• DATA FOR THE TASK
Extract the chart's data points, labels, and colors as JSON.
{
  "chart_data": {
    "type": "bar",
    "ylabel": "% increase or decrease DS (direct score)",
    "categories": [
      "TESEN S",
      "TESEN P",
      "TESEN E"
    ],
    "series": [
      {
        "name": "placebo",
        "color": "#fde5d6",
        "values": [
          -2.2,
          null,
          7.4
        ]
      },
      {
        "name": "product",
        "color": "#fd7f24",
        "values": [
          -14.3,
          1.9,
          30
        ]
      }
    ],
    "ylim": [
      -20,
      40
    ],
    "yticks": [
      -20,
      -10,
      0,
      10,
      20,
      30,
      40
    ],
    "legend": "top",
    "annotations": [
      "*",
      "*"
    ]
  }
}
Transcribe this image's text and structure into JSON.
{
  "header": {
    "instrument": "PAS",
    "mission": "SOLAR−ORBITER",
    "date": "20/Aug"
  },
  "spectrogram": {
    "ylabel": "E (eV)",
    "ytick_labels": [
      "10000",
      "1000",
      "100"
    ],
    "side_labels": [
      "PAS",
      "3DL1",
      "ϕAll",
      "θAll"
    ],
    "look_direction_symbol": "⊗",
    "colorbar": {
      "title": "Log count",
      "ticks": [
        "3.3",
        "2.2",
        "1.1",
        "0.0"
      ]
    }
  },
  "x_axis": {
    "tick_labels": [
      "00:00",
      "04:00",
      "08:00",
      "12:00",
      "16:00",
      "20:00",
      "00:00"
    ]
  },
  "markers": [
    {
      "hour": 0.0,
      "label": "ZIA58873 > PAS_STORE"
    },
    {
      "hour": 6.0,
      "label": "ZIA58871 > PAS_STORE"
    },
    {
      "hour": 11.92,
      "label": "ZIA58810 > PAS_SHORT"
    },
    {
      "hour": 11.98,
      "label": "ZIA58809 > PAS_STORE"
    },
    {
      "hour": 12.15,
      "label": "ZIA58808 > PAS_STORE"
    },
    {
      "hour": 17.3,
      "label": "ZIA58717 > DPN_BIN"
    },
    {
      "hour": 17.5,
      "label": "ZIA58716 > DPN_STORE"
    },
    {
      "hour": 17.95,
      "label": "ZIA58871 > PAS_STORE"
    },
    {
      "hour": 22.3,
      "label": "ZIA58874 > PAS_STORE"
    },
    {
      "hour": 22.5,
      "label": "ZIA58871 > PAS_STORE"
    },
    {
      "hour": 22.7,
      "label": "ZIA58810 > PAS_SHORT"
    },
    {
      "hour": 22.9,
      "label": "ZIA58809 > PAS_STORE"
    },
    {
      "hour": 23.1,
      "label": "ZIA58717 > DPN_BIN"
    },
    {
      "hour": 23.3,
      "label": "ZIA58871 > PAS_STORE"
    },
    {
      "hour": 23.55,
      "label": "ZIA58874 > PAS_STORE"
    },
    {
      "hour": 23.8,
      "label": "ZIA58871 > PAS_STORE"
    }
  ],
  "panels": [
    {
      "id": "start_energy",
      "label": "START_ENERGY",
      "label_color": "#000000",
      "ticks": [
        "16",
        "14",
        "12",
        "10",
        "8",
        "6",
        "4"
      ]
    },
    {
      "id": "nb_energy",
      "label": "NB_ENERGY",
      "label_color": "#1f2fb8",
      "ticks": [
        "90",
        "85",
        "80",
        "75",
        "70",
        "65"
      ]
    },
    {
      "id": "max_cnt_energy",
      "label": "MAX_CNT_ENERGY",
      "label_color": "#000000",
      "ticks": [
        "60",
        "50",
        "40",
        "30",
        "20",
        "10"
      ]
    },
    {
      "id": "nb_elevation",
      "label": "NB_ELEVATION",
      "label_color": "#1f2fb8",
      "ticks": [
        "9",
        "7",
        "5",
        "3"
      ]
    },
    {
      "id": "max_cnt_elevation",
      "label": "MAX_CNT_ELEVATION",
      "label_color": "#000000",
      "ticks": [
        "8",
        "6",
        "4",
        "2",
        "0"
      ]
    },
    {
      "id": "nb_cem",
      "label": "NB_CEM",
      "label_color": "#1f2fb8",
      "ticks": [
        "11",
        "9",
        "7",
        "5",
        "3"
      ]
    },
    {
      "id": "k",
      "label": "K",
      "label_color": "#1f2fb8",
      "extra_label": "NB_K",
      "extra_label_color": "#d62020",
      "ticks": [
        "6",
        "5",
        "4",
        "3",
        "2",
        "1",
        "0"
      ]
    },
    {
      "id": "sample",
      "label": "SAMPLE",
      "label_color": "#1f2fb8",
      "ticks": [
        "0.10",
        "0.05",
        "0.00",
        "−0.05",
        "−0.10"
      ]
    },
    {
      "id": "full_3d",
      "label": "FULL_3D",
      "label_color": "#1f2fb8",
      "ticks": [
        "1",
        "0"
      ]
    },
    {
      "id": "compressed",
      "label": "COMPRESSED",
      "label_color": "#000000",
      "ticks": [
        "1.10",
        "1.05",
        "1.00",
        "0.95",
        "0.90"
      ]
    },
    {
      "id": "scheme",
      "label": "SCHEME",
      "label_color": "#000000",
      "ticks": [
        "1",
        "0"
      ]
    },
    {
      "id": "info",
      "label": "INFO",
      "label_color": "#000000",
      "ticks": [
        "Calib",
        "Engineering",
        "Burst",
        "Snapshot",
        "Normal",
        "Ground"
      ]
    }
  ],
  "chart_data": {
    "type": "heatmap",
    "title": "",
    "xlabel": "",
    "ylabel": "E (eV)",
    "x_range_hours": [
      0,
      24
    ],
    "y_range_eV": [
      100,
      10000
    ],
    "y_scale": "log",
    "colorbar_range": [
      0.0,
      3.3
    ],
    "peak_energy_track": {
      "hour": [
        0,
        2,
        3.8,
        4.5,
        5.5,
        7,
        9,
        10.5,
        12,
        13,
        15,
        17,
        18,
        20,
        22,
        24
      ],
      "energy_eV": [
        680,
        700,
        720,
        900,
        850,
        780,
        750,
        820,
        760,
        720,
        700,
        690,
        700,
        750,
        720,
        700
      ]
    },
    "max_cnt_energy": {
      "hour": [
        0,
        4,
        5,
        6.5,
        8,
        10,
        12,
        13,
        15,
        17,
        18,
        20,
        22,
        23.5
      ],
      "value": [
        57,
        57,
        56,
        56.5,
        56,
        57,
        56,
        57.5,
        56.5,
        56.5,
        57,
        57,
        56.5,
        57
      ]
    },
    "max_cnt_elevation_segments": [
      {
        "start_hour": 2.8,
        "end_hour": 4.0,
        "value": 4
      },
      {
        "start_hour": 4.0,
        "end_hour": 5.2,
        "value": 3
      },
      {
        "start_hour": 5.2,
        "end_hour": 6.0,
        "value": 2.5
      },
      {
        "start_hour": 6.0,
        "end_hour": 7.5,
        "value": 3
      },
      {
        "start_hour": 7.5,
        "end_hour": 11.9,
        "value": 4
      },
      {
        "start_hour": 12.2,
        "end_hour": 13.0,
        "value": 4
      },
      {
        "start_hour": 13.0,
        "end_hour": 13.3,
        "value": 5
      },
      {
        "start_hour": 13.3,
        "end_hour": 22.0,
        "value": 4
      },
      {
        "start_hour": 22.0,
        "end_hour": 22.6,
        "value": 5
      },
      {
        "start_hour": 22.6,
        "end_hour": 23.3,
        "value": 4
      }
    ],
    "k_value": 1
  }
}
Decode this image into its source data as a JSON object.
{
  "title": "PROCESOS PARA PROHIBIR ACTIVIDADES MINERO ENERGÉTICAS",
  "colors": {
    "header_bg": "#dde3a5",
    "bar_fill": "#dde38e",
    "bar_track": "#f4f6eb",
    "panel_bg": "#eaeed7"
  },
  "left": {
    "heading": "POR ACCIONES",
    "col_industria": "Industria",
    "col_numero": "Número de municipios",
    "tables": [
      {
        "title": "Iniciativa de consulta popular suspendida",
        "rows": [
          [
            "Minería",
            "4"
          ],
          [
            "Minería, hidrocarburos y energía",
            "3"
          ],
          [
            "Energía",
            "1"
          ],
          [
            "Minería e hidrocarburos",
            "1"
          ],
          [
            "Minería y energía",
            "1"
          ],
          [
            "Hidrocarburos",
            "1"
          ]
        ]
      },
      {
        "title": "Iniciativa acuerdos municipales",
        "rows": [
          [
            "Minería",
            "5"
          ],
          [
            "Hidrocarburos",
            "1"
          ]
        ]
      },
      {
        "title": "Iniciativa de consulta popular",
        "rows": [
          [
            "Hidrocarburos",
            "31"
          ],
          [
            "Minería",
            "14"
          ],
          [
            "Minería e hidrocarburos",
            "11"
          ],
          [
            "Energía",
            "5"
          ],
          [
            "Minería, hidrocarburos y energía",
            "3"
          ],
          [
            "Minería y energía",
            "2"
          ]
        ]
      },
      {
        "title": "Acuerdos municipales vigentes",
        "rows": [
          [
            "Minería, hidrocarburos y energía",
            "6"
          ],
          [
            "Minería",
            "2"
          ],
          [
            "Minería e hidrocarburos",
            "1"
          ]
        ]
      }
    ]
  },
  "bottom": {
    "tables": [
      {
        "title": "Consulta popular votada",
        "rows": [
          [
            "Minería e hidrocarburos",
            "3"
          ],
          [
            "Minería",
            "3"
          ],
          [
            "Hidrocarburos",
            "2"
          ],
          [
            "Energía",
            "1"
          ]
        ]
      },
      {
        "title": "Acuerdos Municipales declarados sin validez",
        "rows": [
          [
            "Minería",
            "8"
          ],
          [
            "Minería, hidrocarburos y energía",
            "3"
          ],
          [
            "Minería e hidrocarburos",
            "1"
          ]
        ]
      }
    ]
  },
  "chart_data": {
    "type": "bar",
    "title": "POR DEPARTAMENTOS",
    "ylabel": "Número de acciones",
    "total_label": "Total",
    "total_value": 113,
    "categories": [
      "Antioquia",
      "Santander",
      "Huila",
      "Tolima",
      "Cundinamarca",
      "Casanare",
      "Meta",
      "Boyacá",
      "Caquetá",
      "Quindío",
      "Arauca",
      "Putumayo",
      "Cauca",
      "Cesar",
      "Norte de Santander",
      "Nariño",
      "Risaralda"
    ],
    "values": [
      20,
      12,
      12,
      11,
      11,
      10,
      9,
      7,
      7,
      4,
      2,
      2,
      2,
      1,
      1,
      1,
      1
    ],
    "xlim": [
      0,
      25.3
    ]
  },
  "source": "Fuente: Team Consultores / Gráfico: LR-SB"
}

• WHAT YOU NEED TO DO
Look through the entries above; copy each line where the string "source" appears.

• TASK RESULT
Decode this image into its source data as a JSON object.
  "source": "Fuente: Team Consultores / Gráfico: LR-SB"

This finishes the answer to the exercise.